EXERCISE REQUIREMENTS
State how many lines of the entries include the string "have", please, leaving out everything but the number.

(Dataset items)

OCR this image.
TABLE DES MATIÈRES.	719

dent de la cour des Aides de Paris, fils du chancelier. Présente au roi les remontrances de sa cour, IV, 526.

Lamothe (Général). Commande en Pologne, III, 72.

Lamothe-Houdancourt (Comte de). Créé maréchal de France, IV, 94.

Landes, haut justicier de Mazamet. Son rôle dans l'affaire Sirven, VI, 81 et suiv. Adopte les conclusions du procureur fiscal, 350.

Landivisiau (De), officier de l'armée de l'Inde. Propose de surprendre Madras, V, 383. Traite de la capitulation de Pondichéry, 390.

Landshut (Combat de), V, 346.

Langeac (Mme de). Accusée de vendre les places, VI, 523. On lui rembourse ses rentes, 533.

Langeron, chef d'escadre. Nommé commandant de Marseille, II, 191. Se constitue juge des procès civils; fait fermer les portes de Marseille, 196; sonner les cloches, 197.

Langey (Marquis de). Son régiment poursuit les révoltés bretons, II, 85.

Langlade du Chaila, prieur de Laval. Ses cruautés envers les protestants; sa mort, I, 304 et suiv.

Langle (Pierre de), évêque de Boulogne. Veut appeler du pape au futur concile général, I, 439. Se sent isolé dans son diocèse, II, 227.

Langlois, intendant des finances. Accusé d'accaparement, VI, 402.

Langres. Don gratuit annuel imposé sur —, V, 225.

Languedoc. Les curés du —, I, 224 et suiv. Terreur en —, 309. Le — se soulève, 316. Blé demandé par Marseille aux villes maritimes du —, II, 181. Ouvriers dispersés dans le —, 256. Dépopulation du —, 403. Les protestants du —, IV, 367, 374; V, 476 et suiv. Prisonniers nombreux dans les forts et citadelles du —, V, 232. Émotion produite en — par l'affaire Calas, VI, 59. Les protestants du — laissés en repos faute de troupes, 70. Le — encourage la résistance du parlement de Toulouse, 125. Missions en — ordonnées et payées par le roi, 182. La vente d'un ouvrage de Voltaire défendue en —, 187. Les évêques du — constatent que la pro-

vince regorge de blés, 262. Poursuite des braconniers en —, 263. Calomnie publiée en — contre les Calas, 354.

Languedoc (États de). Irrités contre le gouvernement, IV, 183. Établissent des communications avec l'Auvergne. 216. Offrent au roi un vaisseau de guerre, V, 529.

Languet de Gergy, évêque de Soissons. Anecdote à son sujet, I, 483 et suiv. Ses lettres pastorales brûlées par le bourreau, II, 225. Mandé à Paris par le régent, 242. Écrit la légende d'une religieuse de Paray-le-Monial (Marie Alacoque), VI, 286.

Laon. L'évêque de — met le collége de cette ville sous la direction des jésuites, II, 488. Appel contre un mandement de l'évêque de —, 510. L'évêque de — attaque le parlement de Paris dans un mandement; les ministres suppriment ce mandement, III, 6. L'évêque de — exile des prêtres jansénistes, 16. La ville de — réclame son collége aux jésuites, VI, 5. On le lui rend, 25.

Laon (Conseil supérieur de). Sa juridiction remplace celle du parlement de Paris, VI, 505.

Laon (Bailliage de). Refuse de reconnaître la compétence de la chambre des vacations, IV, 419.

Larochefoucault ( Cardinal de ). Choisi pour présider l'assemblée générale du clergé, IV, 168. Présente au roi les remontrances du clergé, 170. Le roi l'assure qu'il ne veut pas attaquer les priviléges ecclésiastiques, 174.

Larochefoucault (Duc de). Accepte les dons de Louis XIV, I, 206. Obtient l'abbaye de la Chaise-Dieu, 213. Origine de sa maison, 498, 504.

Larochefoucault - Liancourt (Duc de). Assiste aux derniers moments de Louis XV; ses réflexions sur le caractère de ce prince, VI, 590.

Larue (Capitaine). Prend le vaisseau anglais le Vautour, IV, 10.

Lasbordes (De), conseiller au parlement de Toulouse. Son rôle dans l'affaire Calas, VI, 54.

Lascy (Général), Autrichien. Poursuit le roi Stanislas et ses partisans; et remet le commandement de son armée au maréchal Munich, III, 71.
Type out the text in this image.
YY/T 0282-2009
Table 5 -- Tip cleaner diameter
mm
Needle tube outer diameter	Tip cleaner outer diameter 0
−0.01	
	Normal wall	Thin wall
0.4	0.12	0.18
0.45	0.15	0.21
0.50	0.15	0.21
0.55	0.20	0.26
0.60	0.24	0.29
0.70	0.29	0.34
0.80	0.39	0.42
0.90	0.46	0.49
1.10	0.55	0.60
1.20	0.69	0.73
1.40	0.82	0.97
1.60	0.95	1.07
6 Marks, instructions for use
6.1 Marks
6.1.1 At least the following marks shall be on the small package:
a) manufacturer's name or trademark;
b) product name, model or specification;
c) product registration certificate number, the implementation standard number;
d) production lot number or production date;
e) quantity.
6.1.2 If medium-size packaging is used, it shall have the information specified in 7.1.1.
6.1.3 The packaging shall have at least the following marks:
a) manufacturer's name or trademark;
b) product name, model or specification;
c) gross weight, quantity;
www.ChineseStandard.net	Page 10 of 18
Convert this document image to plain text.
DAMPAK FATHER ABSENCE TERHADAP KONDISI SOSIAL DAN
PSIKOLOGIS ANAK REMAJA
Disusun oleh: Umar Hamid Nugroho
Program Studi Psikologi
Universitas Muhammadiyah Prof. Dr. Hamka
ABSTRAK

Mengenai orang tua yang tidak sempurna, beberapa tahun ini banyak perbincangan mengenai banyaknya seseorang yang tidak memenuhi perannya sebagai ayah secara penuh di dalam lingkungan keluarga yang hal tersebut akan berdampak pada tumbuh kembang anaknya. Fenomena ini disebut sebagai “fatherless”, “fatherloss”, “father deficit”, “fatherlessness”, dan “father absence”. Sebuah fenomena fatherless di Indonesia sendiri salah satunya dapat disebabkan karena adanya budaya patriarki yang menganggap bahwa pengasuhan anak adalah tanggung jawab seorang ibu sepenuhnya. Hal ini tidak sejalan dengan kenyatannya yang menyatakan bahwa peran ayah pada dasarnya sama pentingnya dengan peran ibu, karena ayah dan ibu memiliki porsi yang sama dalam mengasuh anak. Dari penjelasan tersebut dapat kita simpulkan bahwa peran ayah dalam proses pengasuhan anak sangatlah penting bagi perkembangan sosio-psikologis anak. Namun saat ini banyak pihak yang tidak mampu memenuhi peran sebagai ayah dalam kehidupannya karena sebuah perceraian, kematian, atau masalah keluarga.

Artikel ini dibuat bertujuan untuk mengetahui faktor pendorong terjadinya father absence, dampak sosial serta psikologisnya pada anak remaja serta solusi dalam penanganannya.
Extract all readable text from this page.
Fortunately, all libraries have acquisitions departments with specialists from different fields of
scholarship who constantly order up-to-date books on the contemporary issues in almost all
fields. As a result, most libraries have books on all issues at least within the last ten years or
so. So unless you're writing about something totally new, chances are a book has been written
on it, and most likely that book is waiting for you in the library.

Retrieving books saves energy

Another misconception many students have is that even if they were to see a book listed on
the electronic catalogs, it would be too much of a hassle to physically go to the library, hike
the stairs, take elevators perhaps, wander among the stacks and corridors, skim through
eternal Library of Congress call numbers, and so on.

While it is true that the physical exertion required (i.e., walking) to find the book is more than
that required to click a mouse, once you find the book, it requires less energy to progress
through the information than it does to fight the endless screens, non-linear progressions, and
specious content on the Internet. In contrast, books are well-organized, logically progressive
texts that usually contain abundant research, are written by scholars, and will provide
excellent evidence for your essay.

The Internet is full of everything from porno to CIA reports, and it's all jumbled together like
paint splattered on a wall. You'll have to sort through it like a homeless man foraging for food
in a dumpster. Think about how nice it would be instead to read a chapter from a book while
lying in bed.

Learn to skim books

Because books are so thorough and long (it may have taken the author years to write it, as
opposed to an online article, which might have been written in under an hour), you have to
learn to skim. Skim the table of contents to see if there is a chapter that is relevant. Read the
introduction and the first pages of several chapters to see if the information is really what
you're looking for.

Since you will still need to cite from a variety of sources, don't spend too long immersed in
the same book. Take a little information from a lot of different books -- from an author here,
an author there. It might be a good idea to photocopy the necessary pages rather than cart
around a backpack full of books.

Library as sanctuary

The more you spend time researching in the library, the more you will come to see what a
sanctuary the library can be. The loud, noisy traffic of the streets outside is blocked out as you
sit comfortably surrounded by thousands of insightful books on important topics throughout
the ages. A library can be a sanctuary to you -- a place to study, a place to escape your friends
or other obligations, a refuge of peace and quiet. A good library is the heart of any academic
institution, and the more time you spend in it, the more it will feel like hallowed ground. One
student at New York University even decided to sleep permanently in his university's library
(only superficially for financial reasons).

RESPONSE FOR THIS EXERCISE
8